[START OF DATASET CONTENT]

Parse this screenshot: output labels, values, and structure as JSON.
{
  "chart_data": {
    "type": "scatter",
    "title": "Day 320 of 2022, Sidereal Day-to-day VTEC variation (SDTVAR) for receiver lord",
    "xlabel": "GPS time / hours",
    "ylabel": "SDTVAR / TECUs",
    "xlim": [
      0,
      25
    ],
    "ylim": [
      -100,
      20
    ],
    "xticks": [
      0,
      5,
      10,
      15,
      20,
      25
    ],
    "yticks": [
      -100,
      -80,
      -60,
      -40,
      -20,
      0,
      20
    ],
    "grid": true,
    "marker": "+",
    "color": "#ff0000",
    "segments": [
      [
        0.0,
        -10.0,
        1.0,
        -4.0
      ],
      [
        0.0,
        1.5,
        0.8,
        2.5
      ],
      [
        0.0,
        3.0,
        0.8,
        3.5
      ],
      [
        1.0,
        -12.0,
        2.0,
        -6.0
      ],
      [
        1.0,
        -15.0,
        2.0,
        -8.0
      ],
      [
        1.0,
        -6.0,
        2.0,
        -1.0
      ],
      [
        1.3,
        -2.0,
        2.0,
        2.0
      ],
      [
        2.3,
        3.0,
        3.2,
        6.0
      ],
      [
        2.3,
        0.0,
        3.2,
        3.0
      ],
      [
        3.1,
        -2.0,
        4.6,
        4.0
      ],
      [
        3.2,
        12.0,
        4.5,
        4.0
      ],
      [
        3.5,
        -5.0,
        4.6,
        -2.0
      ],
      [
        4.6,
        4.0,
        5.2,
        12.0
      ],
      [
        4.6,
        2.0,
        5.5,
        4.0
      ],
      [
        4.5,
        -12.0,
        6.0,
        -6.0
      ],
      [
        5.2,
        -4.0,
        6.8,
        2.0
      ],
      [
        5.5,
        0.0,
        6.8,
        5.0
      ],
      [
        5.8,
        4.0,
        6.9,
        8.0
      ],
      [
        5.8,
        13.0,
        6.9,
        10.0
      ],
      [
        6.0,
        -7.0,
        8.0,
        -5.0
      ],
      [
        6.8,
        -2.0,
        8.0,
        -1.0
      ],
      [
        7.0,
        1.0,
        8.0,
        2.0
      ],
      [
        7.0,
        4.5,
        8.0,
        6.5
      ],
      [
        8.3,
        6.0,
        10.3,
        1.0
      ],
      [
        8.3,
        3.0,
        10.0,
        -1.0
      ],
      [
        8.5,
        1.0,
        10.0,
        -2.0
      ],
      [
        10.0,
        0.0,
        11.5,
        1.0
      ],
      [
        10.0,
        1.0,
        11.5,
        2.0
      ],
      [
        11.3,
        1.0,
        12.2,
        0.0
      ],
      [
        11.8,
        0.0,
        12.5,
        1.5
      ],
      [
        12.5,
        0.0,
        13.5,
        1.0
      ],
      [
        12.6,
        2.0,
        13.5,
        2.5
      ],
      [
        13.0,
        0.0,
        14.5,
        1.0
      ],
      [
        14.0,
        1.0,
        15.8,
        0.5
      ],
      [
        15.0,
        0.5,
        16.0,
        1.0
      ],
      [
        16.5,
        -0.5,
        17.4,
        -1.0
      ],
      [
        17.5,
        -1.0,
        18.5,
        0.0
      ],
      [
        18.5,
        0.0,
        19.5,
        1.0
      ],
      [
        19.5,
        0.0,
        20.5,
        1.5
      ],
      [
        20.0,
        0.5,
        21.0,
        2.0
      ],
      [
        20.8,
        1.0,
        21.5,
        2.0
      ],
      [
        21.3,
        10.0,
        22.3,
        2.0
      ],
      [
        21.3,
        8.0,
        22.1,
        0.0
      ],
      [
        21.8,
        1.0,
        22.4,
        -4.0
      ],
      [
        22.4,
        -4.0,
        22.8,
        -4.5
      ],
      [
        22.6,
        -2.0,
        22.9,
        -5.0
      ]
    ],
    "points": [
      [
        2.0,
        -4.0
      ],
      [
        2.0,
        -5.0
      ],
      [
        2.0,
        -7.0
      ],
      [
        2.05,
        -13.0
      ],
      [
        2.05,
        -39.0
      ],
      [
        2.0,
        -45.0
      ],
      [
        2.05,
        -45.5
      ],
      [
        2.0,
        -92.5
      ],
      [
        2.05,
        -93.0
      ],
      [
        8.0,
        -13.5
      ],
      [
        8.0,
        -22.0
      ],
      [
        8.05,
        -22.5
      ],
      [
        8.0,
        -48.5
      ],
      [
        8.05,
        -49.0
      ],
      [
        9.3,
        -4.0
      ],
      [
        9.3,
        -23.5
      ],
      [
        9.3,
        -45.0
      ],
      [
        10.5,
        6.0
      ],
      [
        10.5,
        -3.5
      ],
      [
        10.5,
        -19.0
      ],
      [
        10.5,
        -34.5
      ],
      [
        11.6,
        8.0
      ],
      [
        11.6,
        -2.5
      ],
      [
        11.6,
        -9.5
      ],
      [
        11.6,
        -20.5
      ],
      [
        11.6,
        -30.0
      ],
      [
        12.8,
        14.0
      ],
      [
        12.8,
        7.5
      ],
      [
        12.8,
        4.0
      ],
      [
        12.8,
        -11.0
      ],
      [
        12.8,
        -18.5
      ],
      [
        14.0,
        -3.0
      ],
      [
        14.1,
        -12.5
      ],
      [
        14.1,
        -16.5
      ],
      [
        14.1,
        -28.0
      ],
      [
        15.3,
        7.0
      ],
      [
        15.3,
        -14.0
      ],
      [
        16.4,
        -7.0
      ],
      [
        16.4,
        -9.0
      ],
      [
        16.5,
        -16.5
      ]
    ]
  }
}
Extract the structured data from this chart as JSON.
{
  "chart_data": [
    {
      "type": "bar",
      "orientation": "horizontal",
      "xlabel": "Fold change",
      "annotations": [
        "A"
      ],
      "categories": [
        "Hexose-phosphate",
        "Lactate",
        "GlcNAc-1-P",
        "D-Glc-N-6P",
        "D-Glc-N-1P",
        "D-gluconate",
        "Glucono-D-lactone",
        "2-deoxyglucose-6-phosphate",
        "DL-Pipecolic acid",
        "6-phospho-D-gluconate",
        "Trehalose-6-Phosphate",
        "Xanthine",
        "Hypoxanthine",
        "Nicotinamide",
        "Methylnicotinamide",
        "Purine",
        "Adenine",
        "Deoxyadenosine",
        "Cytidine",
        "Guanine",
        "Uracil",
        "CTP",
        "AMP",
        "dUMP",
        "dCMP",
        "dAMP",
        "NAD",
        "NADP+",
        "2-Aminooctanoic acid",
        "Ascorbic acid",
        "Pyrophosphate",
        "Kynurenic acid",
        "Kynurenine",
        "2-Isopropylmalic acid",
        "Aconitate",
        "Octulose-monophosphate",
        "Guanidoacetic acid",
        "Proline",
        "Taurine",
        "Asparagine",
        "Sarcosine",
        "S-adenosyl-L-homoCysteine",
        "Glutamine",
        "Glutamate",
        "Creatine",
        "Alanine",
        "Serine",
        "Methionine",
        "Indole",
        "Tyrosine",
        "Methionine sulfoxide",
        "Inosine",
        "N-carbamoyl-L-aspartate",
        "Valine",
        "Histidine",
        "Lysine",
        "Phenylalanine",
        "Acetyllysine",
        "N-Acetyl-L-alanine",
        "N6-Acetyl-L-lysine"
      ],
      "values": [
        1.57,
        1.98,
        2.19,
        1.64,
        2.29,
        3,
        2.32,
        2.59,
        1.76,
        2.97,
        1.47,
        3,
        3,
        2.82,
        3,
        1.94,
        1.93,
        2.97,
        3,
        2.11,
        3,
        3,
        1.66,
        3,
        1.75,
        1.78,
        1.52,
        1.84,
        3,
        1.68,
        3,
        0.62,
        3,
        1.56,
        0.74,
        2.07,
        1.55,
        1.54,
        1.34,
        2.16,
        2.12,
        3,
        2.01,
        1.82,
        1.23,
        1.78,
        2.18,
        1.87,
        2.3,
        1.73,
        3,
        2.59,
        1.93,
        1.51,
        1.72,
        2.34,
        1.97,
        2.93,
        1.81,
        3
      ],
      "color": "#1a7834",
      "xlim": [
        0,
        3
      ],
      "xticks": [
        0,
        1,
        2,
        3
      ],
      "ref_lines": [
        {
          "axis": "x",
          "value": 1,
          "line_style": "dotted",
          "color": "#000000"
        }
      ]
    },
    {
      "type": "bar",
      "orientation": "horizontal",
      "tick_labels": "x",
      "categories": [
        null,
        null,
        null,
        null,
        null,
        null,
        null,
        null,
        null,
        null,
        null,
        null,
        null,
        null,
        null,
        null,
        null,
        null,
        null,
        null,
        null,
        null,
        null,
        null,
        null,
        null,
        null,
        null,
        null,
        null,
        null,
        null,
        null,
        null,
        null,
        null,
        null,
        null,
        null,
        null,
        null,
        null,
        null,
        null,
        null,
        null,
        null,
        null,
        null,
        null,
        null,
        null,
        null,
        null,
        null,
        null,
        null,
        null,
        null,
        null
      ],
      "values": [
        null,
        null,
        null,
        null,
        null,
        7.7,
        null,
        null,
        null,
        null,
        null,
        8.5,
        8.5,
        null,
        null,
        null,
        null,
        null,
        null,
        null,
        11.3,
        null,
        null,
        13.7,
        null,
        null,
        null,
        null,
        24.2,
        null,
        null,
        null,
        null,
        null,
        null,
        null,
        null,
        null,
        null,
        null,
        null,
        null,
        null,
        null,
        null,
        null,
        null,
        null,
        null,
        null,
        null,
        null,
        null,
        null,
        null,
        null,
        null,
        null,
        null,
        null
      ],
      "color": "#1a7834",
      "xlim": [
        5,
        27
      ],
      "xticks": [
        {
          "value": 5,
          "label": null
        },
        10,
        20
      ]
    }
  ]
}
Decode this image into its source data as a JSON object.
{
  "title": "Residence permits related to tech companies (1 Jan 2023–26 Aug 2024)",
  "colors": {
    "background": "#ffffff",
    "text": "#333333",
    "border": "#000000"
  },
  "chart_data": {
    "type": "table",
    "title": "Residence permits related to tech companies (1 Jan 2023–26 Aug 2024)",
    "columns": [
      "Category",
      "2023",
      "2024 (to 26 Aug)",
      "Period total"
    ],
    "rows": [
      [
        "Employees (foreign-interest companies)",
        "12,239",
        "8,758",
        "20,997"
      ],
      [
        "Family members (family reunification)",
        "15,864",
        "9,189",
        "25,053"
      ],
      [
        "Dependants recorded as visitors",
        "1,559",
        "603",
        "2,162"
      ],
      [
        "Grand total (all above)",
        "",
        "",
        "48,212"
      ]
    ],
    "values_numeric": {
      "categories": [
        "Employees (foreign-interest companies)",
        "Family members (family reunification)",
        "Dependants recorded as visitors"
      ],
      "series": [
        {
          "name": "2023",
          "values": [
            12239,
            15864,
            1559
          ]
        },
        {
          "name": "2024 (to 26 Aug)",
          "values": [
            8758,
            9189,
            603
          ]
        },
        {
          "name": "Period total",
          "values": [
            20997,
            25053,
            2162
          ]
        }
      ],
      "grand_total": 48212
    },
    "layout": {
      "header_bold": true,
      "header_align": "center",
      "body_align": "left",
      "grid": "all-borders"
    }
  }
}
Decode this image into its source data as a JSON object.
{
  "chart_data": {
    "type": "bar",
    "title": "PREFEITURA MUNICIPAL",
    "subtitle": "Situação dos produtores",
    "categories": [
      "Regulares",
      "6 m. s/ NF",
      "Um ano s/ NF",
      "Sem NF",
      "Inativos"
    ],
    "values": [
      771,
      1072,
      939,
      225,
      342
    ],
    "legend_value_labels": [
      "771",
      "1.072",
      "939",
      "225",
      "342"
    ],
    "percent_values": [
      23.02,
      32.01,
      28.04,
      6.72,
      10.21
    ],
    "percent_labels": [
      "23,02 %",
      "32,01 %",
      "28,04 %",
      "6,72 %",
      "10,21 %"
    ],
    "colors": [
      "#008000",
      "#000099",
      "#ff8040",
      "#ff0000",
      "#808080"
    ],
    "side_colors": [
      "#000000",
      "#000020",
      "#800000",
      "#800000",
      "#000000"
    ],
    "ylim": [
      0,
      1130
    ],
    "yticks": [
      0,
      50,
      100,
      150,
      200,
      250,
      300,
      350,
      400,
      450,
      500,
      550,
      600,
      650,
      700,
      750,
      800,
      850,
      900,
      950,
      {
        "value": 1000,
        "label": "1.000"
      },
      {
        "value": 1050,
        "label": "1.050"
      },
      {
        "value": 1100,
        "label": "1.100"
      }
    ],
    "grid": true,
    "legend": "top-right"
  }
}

[END OF DATASET CONTENT]

Gather all lines where the word "type" appears.

    "type": "scatter",
      "type": "bar",
      "type": "bar",
    "type": "table",
    "type": "bar",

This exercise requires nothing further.